* TASK INSTRUCTIONS
Below is a block of records. Copy every line in it that contains the word "Exibir".

Collected data entries
────────────────────

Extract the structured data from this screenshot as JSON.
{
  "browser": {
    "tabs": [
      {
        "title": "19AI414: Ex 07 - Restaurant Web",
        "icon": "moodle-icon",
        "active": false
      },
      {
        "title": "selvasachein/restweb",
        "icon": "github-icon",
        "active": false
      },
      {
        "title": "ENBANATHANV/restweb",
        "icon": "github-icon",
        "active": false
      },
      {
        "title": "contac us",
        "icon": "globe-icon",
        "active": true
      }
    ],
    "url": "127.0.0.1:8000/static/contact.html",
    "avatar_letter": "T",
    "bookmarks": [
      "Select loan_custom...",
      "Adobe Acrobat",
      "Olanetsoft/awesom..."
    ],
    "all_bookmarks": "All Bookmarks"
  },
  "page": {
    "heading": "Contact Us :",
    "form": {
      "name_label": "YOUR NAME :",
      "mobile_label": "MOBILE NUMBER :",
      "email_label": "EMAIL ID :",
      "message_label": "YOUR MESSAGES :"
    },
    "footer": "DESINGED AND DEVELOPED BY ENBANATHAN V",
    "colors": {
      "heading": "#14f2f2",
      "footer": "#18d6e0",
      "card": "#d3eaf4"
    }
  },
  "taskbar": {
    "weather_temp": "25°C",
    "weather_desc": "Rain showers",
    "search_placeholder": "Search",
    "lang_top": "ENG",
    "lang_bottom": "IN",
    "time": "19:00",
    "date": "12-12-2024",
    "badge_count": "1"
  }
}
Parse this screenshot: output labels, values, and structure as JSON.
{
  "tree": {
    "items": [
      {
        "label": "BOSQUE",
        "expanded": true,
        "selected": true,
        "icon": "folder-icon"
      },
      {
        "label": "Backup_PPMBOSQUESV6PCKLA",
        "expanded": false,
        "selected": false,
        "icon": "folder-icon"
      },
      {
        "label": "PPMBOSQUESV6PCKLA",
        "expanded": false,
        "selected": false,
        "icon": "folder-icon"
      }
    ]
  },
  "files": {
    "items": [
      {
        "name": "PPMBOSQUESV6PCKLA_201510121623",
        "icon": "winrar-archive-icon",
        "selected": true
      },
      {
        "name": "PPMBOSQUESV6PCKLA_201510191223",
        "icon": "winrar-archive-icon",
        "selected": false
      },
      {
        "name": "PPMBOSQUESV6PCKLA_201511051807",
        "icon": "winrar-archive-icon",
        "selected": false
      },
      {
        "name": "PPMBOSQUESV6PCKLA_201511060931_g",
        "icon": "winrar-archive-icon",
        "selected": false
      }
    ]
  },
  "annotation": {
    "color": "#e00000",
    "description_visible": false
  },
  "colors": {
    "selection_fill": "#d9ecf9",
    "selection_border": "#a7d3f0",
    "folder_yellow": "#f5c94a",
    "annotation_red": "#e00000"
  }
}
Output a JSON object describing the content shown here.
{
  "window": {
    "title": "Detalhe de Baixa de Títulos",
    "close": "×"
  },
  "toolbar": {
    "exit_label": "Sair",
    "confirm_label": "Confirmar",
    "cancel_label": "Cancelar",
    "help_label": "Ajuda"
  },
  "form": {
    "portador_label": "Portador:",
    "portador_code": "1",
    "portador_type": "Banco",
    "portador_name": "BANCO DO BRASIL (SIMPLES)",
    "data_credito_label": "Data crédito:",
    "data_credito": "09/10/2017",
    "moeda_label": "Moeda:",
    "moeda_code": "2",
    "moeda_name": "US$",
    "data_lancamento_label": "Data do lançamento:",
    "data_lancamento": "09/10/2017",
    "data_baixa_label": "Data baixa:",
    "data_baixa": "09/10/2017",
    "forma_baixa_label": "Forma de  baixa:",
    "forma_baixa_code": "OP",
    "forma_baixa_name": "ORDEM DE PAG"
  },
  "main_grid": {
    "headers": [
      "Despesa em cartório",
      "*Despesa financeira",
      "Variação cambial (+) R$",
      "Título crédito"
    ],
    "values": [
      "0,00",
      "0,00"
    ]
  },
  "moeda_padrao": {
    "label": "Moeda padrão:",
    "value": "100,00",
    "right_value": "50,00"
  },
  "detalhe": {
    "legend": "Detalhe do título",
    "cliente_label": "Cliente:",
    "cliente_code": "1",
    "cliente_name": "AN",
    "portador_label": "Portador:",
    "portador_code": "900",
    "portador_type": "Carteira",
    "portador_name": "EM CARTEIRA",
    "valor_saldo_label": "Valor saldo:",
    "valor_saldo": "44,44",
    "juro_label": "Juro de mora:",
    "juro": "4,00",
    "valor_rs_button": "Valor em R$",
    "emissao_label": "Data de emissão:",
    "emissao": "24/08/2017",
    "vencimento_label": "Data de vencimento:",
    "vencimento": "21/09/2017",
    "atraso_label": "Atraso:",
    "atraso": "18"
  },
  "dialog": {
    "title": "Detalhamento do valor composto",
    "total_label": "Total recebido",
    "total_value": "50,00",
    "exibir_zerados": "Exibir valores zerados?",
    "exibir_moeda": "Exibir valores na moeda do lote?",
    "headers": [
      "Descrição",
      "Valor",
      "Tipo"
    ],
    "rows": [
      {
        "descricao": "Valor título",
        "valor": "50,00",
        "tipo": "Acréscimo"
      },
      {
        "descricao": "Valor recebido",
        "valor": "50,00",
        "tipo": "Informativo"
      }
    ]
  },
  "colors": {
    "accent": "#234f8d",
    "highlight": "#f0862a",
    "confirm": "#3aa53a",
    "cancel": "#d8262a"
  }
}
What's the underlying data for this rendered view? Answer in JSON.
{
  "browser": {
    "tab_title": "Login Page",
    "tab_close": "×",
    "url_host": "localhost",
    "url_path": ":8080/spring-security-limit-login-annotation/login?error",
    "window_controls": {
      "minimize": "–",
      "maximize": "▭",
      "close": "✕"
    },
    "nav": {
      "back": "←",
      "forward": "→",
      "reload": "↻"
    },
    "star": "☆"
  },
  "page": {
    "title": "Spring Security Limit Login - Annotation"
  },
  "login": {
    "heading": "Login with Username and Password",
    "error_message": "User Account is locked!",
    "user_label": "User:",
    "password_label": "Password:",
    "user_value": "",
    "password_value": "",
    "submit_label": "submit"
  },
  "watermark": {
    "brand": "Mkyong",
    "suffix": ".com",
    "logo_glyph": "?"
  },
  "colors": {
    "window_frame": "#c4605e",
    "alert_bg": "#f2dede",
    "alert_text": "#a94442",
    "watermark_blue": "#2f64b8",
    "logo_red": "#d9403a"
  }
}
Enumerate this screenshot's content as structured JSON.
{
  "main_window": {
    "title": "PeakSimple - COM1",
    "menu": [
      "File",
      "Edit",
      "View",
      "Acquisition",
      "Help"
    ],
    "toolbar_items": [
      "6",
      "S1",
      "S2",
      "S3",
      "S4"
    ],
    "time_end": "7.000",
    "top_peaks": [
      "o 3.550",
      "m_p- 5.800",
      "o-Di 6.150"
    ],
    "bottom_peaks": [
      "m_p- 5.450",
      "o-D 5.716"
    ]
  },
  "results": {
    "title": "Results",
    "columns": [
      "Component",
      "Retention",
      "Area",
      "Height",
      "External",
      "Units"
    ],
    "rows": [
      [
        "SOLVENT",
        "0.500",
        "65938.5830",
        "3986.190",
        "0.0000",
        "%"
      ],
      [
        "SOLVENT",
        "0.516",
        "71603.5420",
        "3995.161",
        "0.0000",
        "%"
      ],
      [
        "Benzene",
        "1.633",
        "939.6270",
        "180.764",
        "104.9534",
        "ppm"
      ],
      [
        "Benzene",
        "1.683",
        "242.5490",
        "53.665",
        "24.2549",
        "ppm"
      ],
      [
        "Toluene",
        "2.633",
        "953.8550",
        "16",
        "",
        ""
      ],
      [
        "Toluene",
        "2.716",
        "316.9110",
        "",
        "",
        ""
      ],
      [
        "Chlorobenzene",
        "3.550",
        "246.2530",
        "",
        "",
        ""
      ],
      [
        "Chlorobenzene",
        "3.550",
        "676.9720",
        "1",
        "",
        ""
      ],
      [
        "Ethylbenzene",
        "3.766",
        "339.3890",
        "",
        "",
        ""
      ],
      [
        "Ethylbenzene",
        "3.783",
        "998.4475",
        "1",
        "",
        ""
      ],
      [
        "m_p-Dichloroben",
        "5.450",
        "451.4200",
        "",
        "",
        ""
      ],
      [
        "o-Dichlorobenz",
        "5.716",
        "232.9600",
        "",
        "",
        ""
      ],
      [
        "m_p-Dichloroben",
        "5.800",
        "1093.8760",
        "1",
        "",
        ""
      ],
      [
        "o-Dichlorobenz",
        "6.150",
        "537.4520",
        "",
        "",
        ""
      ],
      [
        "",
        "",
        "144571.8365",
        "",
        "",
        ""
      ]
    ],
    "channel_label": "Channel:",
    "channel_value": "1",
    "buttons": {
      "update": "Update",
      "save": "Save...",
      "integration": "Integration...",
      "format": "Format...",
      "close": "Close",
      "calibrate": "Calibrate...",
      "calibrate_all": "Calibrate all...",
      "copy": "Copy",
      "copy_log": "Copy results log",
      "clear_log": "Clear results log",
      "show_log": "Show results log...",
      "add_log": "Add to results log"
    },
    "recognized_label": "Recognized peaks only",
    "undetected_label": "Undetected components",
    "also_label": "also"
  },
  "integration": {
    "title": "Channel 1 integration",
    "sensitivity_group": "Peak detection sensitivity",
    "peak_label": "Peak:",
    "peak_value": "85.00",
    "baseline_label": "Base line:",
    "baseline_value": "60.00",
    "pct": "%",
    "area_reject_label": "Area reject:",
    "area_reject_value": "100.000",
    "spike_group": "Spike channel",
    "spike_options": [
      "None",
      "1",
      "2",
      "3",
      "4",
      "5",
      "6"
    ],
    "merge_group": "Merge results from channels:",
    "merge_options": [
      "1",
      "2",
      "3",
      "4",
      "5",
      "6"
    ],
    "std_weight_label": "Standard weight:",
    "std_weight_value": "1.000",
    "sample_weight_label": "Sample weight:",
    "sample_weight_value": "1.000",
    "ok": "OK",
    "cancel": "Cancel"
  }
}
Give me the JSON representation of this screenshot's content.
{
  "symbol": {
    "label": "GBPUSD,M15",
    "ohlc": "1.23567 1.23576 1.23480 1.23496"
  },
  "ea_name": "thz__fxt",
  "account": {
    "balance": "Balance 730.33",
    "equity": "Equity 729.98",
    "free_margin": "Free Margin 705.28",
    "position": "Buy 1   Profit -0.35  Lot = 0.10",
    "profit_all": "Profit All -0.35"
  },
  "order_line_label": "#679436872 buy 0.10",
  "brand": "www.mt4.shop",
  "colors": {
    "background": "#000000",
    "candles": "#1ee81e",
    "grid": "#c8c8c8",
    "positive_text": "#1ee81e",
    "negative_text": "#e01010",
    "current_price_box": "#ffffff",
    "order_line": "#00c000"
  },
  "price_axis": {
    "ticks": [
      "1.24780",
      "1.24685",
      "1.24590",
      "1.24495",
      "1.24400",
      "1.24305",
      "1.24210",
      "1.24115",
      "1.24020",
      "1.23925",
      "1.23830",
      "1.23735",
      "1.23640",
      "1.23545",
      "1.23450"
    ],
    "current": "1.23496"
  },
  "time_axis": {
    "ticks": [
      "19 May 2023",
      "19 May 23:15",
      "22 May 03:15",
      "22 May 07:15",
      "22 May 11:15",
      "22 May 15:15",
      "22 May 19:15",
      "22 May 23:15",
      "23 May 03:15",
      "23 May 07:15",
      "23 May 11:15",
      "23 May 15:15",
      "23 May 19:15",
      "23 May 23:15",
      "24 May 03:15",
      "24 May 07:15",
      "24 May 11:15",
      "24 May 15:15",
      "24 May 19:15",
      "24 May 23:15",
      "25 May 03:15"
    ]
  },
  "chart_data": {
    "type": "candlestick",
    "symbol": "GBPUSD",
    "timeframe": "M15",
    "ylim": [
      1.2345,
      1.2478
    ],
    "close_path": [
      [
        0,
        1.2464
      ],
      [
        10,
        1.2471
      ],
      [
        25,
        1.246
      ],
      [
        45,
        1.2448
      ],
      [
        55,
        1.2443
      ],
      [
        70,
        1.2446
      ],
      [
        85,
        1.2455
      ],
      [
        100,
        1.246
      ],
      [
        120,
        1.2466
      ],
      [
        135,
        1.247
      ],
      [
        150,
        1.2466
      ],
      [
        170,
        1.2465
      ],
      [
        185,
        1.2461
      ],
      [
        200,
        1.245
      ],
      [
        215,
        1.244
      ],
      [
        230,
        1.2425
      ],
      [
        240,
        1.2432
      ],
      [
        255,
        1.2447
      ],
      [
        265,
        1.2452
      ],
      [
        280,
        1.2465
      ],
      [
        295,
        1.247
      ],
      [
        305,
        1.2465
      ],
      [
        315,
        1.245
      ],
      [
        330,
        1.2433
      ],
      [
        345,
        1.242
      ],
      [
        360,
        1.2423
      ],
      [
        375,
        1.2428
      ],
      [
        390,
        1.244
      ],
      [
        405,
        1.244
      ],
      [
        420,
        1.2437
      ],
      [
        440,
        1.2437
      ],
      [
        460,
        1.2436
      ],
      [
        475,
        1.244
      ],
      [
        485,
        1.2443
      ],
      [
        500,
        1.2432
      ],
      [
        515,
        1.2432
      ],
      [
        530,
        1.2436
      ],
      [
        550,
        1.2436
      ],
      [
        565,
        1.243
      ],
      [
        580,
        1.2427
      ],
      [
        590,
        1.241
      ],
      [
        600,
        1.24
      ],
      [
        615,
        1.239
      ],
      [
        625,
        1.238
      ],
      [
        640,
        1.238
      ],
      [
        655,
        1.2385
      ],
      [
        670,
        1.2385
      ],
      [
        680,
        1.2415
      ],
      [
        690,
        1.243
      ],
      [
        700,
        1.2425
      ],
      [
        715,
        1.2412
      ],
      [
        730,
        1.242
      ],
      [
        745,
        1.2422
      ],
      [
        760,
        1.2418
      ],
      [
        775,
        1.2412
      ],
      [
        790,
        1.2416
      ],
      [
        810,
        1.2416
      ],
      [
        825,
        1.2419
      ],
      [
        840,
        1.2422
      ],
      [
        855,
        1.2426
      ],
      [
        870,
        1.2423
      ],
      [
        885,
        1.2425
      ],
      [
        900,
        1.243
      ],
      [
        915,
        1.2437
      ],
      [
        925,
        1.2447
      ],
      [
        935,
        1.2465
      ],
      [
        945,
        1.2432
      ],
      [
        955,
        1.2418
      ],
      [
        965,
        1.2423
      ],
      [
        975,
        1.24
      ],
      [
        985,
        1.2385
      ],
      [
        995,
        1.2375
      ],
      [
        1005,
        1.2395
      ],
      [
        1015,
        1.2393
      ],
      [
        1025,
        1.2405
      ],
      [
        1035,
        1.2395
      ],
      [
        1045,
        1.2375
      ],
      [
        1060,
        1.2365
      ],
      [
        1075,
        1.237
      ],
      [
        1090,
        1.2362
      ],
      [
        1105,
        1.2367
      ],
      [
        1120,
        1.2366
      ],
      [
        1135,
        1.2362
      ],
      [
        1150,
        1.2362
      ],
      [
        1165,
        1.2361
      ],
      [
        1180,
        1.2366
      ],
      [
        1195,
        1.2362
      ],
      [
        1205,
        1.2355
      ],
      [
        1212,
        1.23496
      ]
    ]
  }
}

────────────────────

* OUTPUT OF THE EXERCISE
    "exibir_zerados": "Exibir valores zerados?",
    "exibir_moeda": "Exibir valores na moeda do lote?",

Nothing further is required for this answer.